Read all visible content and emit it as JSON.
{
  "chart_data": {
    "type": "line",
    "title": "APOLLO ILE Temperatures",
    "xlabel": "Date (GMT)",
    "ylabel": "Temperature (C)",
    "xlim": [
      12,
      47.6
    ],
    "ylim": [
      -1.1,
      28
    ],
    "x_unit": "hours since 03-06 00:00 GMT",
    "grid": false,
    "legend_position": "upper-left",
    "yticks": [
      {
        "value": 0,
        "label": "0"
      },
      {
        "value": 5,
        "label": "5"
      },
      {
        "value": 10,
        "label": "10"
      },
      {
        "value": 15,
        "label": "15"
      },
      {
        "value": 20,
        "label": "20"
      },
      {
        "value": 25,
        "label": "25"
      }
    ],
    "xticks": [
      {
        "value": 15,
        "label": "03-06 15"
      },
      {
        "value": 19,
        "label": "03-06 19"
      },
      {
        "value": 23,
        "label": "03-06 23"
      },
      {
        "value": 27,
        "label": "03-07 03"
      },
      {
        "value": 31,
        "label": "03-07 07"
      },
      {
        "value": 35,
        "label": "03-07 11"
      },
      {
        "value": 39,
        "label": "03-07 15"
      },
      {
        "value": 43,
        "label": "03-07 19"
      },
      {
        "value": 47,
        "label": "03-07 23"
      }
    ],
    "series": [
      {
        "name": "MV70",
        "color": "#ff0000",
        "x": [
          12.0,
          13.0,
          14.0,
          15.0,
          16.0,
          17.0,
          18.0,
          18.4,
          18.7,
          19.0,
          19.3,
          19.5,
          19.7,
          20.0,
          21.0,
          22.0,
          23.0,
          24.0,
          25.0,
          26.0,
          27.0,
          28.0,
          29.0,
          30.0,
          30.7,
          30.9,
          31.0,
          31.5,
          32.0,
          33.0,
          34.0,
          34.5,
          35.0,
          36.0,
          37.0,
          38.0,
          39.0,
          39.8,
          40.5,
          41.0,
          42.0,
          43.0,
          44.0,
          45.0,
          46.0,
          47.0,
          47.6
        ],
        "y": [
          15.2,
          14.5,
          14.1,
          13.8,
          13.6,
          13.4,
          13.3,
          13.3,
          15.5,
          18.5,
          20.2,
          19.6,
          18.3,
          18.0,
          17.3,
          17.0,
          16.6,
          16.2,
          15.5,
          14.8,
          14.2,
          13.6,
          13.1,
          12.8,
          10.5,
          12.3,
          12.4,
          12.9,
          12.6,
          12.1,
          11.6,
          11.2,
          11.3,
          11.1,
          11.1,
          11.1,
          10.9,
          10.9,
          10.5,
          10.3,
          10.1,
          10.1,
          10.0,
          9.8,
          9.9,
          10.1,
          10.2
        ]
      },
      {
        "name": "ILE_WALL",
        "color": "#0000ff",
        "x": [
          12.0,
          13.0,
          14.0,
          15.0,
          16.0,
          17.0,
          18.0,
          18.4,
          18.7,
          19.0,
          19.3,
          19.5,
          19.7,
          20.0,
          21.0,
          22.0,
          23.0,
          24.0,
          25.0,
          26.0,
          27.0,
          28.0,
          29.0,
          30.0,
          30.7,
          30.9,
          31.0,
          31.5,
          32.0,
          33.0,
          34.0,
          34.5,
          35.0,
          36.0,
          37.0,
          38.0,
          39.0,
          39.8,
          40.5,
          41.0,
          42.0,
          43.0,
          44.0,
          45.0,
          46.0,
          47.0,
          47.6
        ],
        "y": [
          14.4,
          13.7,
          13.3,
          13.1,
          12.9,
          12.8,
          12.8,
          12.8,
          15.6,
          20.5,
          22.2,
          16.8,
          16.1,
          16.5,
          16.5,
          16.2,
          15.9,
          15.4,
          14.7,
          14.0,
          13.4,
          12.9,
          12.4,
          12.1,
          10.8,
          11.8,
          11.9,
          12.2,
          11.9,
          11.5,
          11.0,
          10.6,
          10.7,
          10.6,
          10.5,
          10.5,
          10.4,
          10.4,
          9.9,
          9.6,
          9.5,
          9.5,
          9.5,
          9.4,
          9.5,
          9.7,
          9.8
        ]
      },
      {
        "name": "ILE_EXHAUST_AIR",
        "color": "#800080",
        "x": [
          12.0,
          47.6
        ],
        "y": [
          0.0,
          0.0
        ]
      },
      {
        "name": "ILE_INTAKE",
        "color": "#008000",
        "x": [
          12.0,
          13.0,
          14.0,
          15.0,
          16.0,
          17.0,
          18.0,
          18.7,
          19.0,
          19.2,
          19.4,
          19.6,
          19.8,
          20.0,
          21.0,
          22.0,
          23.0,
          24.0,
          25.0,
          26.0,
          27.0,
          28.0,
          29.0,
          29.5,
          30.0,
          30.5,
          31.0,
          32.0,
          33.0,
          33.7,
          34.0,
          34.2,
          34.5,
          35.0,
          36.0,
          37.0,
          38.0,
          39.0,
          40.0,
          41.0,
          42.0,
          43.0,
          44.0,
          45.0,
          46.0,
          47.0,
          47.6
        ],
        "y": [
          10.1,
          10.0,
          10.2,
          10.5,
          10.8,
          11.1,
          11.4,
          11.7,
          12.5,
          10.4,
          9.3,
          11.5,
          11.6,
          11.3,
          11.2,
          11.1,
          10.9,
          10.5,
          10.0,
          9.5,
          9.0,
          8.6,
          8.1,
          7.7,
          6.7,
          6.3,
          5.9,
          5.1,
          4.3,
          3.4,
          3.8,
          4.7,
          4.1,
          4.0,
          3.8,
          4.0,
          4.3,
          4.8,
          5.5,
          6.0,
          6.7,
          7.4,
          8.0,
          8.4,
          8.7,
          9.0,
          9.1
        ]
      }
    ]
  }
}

● WRITTEN PROBLEM:
Report how many lines above hold the string "name", giving nothing but the number.

● COMPLETE OUTPUT:
4